_PROBLEM REQUIREMENTS_: Copy out all lines carrying the word "shape".
- - - - - - -
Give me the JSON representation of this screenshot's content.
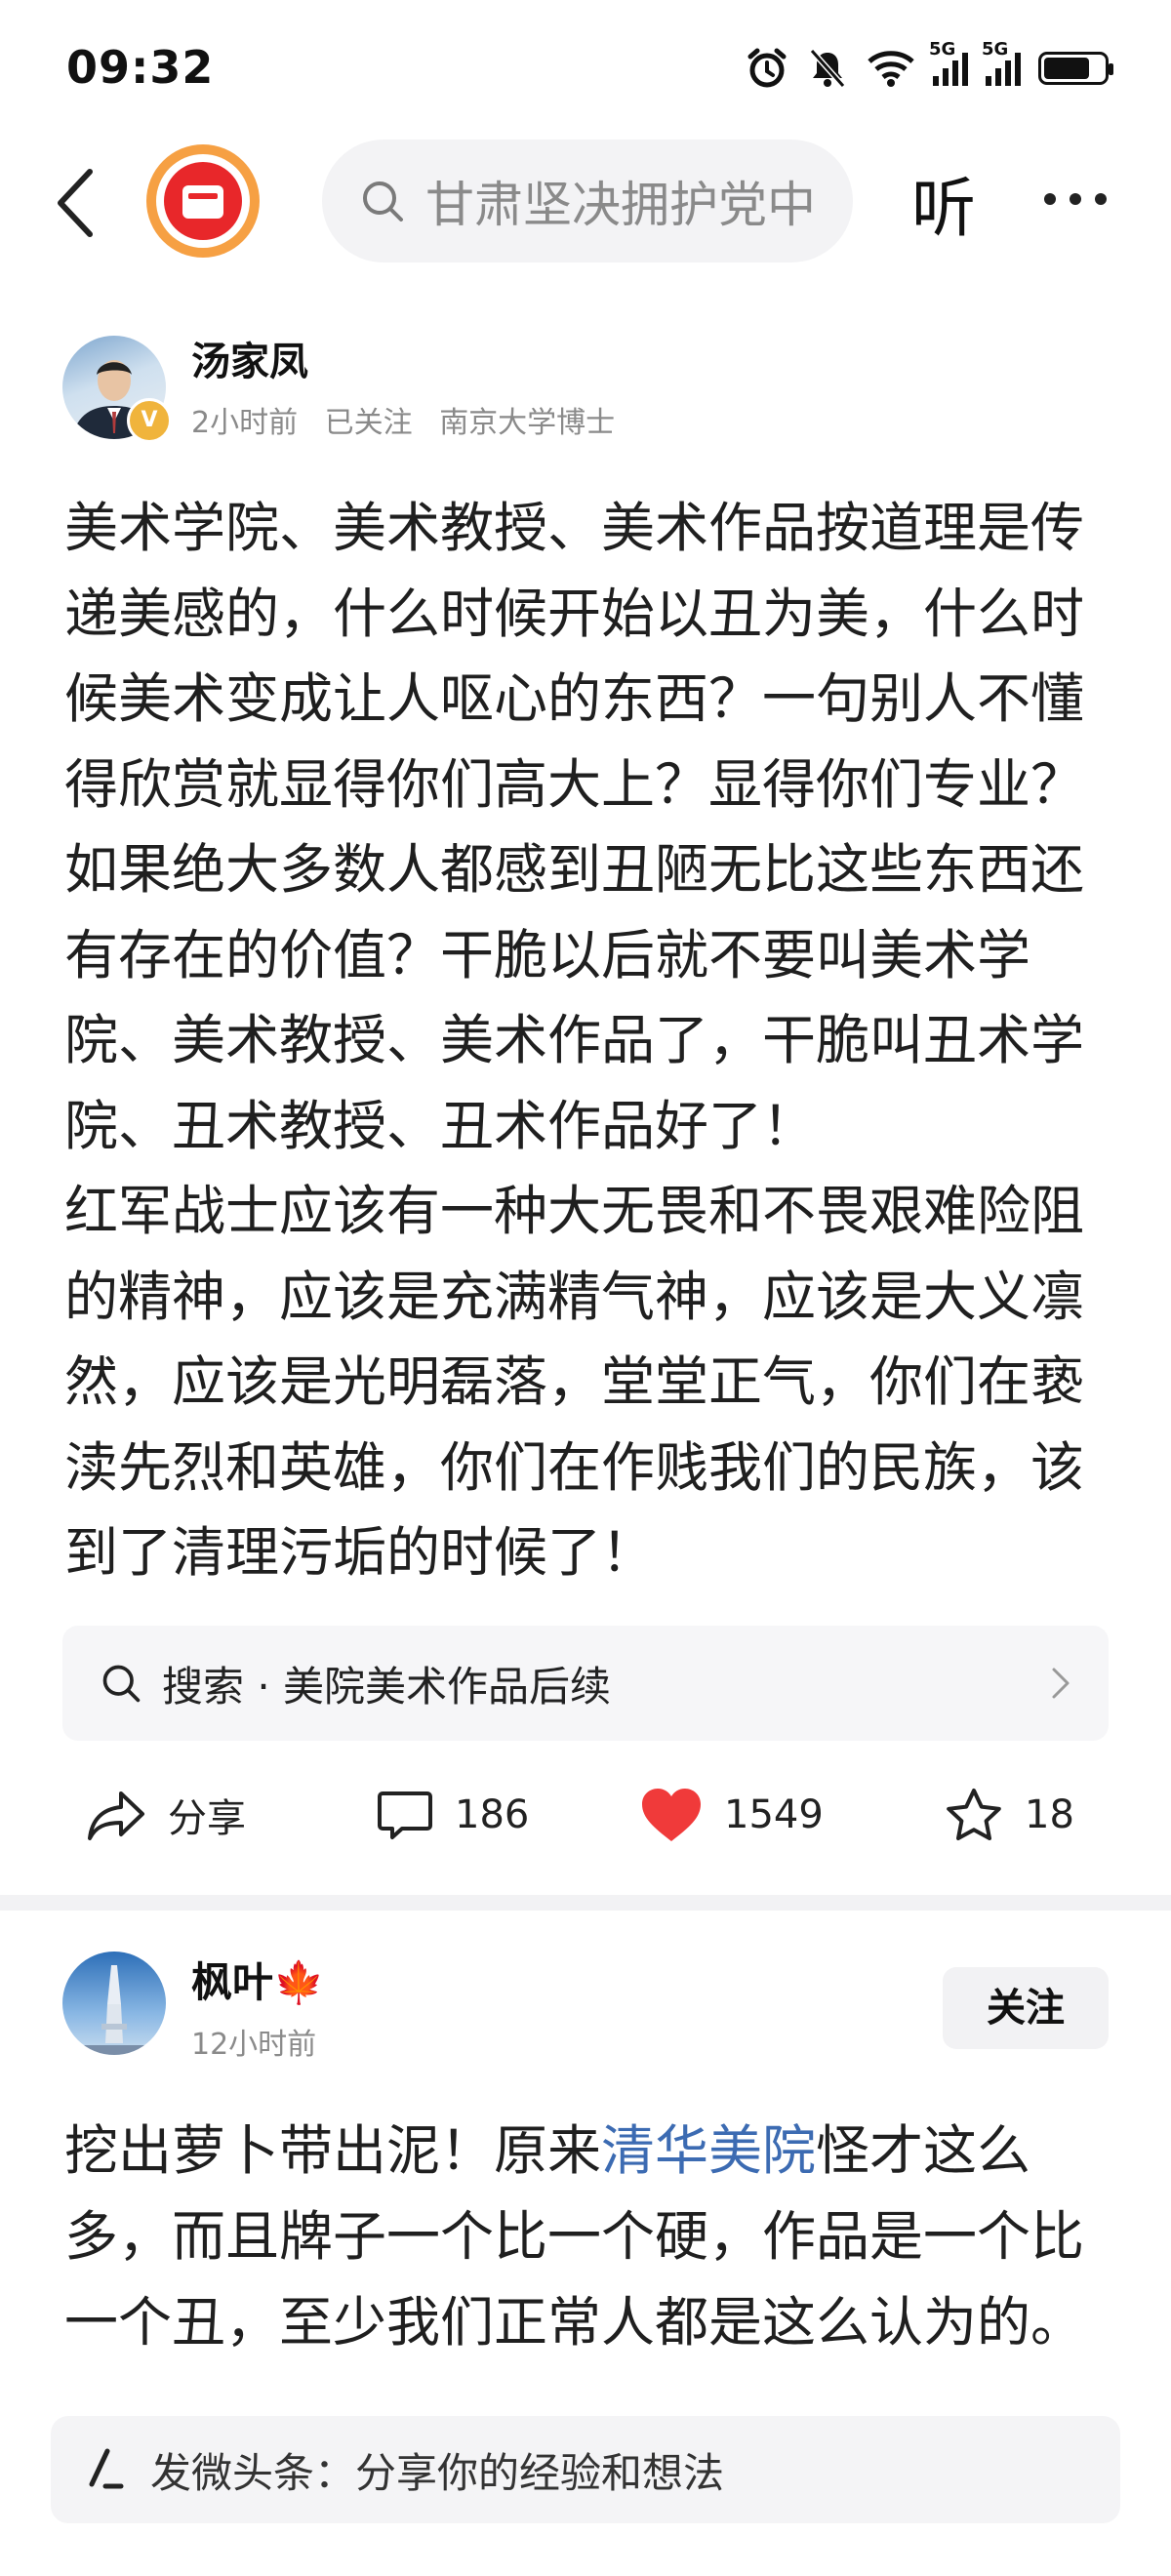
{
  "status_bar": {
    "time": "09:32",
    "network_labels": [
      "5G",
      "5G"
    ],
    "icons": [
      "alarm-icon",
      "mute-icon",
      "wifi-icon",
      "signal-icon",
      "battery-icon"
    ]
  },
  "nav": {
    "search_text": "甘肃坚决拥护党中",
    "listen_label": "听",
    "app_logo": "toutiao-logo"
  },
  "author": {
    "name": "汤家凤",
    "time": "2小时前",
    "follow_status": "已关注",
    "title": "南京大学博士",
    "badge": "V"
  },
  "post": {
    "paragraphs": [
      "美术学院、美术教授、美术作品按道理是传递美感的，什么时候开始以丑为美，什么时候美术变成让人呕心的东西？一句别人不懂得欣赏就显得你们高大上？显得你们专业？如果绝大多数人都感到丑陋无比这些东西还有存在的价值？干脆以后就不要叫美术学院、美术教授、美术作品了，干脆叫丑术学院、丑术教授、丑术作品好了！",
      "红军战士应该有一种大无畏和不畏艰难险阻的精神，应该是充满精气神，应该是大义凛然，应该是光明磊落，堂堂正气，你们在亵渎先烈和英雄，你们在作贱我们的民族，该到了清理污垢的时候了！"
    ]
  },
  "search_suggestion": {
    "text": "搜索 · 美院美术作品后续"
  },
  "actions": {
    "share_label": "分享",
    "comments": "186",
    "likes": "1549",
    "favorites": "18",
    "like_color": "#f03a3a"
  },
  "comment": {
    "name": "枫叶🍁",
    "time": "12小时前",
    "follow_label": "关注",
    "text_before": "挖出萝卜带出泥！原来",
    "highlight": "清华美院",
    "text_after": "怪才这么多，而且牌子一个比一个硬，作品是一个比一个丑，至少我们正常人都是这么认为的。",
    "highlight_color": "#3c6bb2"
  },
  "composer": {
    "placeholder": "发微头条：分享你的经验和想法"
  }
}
- - - - - - -
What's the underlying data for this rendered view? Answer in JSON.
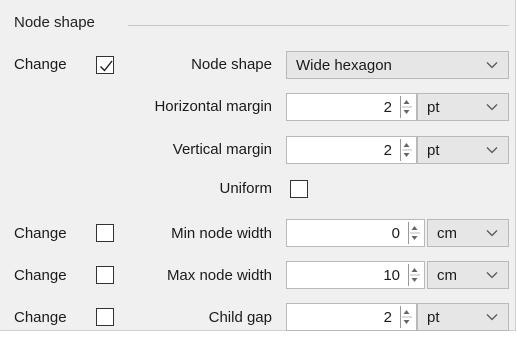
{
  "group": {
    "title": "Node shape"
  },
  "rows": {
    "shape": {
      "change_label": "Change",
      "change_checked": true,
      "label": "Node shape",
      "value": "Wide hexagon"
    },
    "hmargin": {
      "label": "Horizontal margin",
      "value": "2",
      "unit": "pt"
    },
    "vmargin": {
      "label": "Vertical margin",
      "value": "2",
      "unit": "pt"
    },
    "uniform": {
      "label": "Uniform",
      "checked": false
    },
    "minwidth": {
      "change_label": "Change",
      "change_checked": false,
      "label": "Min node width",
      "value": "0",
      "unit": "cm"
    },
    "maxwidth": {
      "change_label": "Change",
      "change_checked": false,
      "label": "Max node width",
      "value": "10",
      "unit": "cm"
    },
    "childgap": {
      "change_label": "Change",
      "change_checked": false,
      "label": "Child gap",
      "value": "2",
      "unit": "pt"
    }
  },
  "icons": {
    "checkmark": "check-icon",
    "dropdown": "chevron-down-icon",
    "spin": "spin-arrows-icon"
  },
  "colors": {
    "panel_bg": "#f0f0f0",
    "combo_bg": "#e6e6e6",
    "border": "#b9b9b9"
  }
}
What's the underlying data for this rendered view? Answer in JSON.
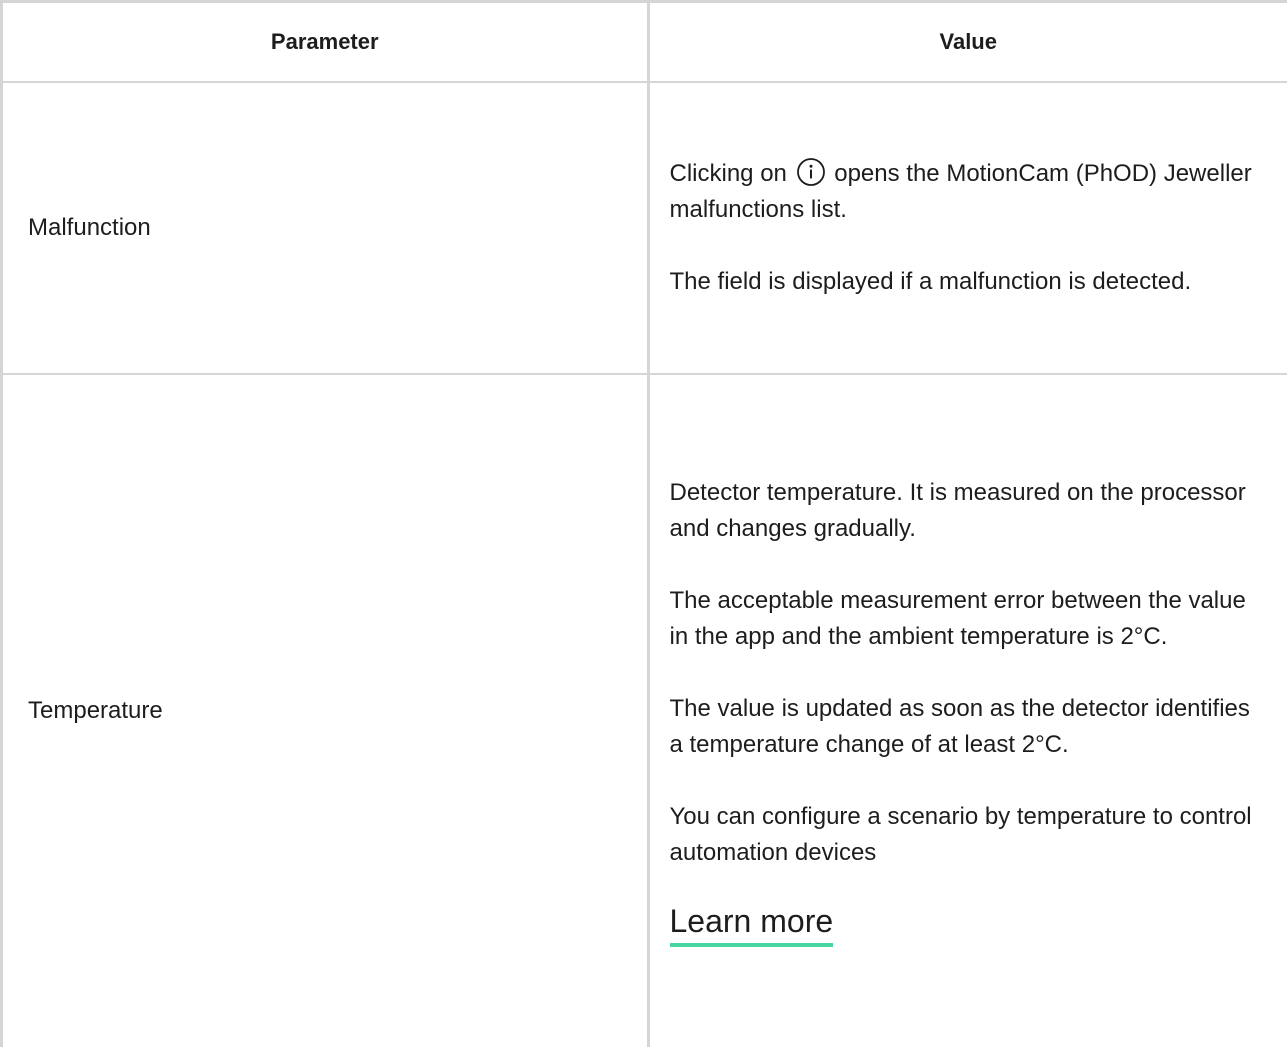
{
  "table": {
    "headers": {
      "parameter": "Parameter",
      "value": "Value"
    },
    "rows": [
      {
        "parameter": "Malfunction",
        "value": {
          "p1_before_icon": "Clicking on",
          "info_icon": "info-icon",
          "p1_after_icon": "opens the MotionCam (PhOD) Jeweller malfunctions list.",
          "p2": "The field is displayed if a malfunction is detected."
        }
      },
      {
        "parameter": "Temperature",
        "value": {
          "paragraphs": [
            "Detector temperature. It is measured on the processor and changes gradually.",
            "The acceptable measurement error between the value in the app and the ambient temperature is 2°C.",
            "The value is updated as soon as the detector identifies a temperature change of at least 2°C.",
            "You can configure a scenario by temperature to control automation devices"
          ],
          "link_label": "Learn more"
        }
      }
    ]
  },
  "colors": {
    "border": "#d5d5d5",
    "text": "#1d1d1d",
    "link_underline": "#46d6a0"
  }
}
- - - - - - -
_TASK RESPONSE_:
    "title": "Node shape"
    "shape": {
      "label": "Node shape",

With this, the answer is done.